From the entries below, gather every line containing the string "start".

-- Entries supplied --
--------------------

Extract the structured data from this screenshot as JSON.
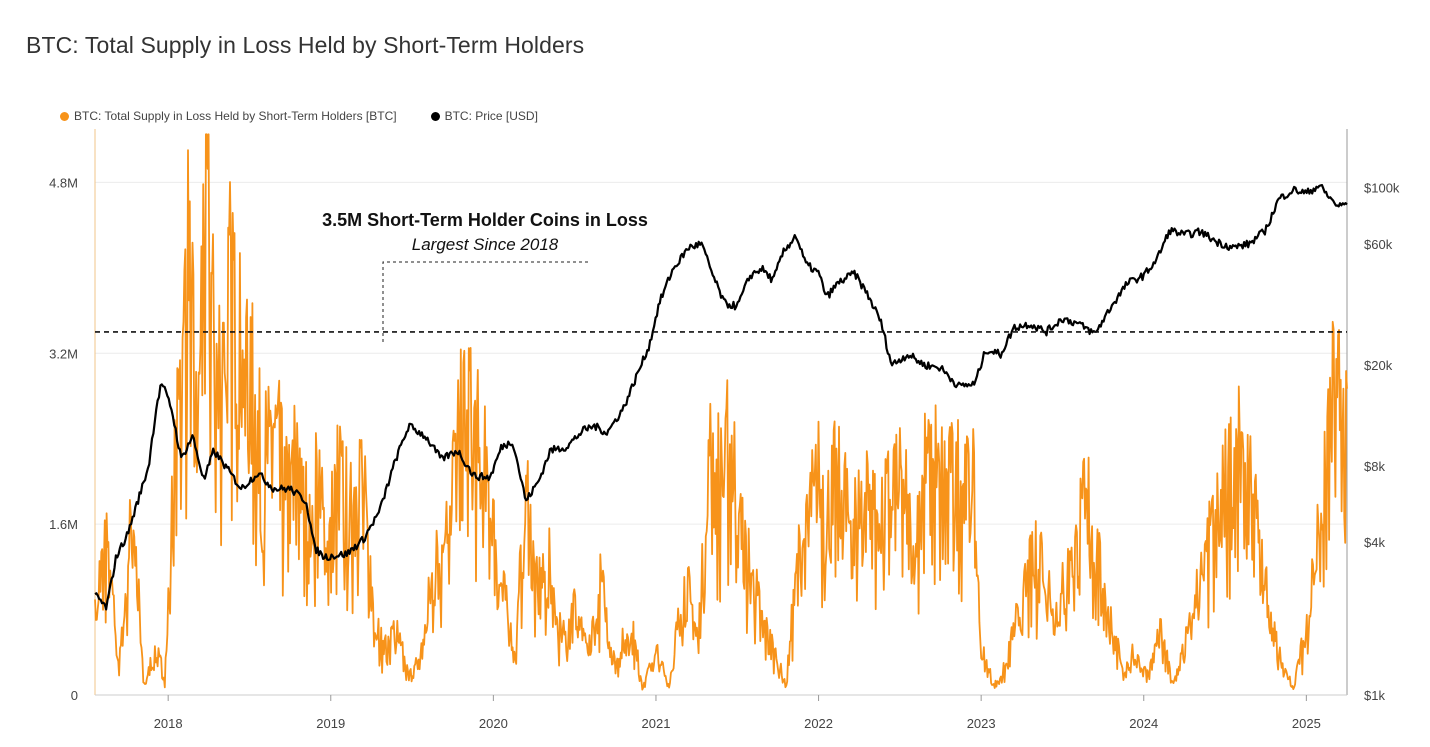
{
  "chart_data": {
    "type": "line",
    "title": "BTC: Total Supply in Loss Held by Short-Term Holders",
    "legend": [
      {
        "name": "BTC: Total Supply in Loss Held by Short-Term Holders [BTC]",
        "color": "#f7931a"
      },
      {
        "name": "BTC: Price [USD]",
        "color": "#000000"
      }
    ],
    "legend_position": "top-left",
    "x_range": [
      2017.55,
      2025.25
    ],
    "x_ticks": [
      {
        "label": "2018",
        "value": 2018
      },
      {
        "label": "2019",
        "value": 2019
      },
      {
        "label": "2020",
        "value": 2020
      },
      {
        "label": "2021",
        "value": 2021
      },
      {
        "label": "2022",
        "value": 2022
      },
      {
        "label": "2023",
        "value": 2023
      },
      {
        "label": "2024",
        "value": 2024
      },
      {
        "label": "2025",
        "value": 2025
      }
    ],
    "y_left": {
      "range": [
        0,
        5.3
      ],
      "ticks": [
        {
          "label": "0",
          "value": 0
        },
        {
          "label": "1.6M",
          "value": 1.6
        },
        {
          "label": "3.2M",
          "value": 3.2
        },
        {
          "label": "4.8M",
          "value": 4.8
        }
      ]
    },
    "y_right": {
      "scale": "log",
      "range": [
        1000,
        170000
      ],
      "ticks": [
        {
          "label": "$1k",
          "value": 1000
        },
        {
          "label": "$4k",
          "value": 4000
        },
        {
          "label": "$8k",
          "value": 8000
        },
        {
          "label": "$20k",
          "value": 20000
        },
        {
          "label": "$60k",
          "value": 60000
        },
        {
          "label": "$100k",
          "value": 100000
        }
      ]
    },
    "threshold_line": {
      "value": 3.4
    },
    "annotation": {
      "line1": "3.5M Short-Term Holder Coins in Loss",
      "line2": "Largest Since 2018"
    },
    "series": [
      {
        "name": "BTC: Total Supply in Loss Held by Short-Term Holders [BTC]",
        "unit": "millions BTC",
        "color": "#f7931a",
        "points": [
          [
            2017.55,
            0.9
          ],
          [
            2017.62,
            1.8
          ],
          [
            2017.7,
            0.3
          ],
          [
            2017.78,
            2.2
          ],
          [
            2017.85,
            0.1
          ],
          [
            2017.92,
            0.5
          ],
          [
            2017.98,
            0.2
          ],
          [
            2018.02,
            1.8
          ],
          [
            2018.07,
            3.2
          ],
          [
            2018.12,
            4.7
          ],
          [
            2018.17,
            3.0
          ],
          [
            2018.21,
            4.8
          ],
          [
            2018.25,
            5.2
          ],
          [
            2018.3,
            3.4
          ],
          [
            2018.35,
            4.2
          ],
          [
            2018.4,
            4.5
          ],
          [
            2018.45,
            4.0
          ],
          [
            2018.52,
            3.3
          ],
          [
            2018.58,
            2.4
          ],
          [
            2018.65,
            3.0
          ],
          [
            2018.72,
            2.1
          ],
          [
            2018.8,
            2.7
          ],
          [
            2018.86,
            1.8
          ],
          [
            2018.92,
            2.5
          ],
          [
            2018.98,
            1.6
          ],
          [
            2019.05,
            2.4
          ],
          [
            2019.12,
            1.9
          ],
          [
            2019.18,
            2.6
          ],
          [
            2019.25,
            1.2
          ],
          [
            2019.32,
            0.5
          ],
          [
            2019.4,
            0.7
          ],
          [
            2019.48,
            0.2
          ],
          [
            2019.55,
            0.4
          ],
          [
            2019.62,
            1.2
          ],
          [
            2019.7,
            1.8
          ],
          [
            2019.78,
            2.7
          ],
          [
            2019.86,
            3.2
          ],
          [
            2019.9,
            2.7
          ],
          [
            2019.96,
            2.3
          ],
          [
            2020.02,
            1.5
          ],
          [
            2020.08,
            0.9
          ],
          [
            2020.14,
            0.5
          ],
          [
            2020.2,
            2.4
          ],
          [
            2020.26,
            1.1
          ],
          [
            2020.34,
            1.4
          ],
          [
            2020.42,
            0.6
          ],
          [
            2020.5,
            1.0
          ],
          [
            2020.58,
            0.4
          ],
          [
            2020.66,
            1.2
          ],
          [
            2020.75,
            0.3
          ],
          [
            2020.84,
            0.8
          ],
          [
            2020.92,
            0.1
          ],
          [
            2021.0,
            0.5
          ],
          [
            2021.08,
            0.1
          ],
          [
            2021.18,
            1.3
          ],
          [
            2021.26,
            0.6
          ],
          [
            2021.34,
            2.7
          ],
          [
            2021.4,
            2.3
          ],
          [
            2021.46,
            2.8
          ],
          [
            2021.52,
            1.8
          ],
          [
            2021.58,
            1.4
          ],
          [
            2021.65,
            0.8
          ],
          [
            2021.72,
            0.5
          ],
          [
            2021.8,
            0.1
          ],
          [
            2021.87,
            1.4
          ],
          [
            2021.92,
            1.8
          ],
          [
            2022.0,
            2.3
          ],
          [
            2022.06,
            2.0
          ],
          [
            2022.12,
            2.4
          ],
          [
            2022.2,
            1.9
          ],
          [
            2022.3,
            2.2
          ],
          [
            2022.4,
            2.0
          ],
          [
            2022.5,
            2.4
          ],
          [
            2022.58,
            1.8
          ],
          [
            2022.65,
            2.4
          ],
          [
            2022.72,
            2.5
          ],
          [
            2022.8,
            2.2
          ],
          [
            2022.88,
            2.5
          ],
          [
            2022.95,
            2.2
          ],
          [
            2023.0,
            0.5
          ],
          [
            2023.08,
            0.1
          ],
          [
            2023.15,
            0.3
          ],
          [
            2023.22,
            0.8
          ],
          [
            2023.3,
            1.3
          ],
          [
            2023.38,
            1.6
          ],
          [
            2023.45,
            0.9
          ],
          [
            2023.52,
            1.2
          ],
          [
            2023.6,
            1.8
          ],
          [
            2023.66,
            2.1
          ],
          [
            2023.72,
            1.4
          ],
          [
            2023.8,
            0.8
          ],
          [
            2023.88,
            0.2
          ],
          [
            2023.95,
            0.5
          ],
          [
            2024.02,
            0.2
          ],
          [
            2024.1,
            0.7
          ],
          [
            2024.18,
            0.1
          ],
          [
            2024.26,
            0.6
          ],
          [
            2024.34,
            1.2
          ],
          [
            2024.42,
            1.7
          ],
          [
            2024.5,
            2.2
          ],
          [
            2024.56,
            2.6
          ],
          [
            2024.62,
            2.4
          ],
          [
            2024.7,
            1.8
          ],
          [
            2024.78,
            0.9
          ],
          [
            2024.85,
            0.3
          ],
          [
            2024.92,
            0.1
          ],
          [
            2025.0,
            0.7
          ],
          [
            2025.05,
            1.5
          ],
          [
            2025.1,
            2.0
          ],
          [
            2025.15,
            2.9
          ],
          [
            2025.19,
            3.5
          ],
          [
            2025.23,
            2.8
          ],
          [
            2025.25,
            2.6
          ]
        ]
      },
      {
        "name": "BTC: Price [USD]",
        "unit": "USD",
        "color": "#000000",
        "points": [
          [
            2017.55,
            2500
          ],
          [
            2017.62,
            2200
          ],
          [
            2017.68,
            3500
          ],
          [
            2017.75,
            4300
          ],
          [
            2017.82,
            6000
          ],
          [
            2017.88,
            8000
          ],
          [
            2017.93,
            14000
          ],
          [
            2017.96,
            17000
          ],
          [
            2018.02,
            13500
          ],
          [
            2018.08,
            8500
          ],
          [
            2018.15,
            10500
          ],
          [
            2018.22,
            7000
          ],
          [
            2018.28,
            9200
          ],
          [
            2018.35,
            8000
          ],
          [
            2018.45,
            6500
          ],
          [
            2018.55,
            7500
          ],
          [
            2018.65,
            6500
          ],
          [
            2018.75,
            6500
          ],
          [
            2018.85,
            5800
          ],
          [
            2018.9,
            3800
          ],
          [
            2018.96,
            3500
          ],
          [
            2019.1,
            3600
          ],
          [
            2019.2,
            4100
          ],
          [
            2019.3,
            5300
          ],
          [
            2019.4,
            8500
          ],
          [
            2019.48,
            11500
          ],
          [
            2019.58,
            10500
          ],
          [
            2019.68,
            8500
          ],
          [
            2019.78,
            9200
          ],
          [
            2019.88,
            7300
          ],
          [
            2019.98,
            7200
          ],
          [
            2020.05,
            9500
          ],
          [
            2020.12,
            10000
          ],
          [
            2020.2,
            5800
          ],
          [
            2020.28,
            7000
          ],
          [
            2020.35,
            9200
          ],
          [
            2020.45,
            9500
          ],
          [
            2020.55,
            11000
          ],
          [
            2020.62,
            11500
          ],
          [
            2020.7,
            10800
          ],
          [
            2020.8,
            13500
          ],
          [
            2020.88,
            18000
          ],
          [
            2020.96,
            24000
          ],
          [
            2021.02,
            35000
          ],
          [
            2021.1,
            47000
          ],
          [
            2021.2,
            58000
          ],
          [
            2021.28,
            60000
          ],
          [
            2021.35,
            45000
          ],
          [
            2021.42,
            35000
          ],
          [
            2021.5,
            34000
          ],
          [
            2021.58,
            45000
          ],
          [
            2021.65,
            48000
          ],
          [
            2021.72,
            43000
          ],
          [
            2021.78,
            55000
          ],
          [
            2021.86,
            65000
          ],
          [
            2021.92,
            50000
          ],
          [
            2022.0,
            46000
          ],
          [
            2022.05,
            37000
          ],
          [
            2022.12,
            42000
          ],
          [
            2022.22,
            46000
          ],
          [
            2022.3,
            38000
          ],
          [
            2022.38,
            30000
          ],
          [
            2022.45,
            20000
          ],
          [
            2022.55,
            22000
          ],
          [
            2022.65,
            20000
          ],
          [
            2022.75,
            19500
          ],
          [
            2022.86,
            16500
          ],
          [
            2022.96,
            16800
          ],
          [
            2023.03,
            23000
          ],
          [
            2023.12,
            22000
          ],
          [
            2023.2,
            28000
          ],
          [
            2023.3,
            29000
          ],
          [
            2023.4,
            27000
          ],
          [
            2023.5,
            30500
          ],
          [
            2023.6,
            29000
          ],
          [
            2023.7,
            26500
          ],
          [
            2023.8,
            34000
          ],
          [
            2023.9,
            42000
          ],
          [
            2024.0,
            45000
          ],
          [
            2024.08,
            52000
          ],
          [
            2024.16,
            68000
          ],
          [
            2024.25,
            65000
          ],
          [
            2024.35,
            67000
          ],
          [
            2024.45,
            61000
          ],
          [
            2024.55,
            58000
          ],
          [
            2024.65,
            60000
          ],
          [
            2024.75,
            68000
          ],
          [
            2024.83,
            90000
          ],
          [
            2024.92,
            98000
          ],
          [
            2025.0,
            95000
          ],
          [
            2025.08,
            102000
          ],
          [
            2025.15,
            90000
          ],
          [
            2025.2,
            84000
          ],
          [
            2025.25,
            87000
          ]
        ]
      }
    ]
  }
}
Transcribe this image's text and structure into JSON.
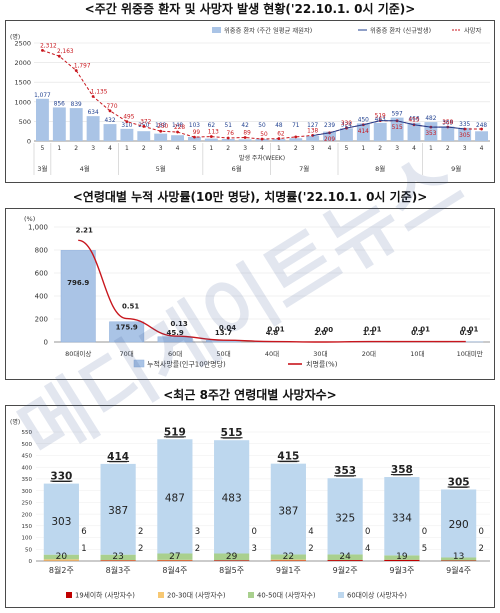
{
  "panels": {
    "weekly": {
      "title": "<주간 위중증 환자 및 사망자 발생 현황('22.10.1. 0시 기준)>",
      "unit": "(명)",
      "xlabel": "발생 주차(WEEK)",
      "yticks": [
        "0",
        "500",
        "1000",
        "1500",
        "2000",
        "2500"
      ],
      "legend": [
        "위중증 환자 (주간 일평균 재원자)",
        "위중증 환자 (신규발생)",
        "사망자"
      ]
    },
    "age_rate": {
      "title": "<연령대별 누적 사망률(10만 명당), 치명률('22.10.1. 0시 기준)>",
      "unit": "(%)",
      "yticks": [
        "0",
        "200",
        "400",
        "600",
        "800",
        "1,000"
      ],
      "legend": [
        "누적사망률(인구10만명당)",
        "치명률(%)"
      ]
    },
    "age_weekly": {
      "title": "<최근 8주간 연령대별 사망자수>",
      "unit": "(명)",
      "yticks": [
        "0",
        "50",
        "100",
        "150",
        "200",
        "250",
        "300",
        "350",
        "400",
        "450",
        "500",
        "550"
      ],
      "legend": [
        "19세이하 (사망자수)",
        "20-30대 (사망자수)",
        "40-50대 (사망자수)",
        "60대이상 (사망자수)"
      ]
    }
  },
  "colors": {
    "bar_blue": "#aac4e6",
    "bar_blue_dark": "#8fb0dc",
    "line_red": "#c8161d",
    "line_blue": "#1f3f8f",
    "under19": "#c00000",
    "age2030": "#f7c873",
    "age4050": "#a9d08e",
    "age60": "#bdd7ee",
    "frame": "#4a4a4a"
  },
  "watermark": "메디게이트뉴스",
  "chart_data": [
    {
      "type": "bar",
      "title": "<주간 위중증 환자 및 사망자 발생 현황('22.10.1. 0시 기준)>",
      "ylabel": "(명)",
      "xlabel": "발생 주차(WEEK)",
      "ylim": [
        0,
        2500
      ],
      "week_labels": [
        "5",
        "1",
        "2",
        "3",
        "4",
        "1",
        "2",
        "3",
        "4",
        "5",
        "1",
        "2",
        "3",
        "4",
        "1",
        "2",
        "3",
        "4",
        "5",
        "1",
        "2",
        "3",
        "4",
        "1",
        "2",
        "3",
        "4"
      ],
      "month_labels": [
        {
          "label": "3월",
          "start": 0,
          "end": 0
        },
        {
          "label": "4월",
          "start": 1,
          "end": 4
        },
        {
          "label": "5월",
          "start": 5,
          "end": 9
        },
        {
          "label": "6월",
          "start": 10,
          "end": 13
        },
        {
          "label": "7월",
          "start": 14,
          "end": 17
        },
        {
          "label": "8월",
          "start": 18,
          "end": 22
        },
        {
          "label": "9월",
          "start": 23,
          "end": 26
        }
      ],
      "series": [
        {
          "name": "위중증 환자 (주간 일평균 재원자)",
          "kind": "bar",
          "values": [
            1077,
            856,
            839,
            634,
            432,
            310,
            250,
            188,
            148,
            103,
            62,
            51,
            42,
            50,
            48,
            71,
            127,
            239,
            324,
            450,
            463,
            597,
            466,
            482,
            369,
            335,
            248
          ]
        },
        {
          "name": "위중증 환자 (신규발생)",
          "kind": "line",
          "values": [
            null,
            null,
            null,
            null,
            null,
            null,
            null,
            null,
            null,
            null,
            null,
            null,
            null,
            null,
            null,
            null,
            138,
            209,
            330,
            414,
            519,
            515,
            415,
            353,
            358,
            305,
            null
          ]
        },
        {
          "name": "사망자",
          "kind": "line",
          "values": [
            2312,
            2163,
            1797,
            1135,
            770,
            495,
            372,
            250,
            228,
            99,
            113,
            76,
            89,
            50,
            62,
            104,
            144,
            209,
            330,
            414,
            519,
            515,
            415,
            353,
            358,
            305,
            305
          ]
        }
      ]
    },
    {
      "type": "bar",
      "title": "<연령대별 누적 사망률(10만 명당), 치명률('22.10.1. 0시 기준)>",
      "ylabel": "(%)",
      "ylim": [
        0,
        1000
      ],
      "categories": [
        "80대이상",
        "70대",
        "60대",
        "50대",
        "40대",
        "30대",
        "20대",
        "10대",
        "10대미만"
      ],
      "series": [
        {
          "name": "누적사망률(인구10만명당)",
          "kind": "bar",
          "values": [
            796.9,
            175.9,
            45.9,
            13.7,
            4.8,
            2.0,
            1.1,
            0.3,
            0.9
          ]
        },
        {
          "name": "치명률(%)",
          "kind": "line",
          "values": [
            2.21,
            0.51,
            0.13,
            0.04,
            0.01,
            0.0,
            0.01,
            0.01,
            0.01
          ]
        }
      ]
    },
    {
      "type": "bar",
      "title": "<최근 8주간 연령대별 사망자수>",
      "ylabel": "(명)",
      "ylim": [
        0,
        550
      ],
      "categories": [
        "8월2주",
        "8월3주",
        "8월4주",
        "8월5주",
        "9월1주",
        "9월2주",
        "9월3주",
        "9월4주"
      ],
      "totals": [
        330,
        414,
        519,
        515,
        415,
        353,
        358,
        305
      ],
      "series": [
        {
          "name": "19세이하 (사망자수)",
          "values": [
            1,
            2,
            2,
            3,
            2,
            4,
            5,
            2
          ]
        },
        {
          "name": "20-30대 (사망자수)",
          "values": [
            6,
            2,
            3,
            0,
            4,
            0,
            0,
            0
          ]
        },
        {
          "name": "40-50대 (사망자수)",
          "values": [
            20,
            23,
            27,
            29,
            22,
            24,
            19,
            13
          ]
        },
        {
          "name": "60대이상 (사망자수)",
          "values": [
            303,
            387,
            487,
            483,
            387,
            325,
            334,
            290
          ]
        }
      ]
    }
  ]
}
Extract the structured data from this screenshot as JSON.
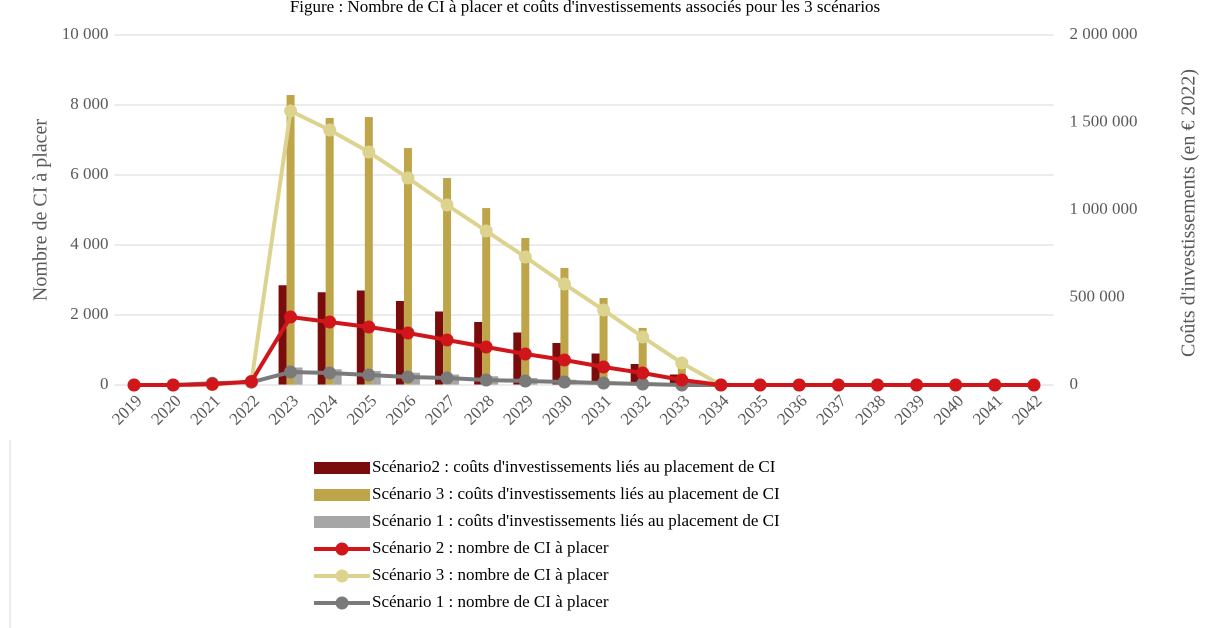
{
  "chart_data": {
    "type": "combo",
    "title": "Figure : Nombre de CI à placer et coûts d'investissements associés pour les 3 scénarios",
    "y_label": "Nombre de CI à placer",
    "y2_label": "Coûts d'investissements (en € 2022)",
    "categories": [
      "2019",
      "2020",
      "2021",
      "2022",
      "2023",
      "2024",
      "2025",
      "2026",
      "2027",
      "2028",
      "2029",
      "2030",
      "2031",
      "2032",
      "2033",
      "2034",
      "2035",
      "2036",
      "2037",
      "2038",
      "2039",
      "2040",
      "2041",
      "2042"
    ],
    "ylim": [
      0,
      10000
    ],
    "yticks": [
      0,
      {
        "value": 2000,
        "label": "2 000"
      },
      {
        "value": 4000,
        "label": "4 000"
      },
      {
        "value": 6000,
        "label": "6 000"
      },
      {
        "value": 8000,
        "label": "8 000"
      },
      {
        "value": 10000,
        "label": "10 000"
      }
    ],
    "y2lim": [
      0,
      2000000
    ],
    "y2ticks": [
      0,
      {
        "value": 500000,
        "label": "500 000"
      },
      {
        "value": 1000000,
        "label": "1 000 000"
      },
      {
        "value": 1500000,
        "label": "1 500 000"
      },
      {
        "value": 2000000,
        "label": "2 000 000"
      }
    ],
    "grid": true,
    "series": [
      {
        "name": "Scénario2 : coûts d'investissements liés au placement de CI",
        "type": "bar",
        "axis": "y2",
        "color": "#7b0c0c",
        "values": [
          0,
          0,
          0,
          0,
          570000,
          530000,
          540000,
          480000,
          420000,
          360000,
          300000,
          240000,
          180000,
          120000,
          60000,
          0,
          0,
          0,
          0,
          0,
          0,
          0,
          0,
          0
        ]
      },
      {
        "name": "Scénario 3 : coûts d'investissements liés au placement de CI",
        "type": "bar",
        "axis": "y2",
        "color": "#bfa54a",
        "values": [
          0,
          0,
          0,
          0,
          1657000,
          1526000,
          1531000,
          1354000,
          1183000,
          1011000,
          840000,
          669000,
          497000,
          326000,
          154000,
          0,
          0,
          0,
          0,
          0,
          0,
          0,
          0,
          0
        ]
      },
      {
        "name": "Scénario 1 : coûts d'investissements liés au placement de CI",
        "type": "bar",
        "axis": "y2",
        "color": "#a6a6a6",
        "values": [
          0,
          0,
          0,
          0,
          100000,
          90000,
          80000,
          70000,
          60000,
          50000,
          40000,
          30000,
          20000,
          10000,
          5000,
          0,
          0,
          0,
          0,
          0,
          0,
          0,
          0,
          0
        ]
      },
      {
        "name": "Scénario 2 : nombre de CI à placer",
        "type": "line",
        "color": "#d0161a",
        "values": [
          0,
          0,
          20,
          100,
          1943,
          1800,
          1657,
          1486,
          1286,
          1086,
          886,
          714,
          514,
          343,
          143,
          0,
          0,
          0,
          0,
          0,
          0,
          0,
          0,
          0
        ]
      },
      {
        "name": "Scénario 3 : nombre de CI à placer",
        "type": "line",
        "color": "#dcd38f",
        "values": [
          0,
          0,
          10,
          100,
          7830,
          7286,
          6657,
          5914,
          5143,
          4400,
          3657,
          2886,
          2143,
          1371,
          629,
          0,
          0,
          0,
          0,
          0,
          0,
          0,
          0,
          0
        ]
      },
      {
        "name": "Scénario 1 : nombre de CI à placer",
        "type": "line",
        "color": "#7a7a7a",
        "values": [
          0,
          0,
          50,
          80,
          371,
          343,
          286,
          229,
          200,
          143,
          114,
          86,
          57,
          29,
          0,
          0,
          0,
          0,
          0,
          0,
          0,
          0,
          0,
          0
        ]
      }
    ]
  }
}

--------------------

-- Exercise answer --
          "start": 0,
          "start": 1,
          "start": 5,
          "start": 10,
          "start": 14,
          "start": 18,
          "start": 23,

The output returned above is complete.